TASK INPUT:
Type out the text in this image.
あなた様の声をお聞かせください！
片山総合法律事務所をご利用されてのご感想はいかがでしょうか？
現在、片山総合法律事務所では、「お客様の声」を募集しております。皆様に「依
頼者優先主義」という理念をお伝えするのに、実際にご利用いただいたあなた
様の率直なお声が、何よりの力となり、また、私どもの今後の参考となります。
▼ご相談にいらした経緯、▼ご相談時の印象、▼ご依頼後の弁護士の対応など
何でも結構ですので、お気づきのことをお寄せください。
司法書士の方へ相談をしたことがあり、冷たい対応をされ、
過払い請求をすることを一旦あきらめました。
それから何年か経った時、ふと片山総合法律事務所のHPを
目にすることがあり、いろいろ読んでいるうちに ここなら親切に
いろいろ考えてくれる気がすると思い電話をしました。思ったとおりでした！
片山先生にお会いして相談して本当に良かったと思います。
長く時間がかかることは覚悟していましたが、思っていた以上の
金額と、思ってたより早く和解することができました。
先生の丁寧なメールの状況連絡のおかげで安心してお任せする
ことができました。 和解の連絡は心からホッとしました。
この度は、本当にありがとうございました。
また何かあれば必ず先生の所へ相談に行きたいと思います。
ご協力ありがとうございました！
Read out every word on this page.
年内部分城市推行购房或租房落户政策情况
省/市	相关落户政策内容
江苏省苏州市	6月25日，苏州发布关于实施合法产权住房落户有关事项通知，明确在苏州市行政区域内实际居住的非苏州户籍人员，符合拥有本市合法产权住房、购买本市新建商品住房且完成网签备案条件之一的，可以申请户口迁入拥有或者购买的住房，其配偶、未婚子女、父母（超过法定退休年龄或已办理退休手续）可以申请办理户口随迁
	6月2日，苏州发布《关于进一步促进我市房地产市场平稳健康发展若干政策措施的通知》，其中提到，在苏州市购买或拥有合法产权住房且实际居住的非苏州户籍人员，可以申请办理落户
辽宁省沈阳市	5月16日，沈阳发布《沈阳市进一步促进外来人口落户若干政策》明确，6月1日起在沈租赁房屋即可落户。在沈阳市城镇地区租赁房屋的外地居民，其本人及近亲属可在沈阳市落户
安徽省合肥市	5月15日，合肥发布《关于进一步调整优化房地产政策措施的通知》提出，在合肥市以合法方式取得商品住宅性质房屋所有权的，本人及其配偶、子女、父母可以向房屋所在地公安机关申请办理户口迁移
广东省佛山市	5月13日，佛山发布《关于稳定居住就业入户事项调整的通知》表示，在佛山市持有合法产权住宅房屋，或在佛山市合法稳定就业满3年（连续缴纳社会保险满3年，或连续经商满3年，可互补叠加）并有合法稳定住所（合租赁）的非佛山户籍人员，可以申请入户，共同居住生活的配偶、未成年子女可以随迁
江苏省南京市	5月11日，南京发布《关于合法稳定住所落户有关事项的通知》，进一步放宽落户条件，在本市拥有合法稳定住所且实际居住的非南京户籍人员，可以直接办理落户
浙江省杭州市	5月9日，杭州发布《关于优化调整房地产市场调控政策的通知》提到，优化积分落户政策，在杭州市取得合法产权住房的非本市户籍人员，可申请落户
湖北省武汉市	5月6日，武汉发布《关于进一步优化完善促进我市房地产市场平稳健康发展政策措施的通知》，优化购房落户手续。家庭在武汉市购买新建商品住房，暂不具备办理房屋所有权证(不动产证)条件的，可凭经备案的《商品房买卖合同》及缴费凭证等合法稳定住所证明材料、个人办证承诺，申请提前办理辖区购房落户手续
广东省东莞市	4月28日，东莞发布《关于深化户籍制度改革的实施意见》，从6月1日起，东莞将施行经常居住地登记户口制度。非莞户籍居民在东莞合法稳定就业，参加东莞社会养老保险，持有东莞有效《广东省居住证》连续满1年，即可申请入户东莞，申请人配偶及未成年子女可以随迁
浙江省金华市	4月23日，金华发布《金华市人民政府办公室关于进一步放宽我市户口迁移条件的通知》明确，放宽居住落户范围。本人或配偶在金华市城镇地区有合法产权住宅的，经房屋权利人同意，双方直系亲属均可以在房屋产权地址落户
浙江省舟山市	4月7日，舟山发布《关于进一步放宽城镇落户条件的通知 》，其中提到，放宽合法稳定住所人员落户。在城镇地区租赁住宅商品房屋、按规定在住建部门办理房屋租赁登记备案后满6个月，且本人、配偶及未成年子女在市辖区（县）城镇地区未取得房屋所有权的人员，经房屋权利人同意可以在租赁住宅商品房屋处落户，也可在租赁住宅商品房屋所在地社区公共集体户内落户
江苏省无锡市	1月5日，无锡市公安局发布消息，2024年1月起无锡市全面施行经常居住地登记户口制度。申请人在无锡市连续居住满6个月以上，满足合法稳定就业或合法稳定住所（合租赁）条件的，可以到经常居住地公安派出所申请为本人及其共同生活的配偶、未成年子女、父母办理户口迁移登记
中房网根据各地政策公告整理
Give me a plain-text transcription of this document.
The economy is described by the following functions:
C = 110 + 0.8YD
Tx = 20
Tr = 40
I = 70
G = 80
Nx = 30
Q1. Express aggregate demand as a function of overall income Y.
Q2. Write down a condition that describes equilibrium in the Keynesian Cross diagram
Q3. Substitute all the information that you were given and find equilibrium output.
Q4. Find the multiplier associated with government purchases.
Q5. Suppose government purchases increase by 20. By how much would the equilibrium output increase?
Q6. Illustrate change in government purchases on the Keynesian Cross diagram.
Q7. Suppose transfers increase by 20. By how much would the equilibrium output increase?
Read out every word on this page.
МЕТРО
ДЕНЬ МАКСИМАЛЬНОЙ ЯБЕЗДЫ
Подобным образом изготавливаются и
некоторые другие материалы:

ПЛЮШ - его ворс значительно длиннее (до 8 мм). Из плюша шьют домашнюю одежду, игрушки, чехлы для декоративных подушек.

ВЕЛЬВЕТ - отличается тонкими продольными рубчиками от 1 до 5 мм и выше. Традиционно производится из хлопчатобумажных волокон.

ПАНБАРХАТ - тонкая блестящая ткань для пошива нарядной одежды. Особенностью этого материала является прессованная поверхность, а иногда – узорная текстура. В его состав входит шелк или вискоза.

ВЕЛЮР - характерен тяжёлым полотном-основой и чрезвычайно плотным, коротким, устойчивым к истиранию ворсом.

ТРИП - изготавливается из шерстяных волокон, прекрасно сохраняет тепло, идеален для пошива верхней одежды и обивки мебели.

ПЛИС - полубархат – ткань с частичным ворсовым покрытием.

INSTRUCTION:
Identify and extract each line of the listing that contains "Keynesian".

REPLY TO THE EXERCISE:
Q2. Write down a condition that describes equilibrium in the Keynesian Cross diagram
Q6. Illustrate change in government purchases on the Keynesian Cross diagram.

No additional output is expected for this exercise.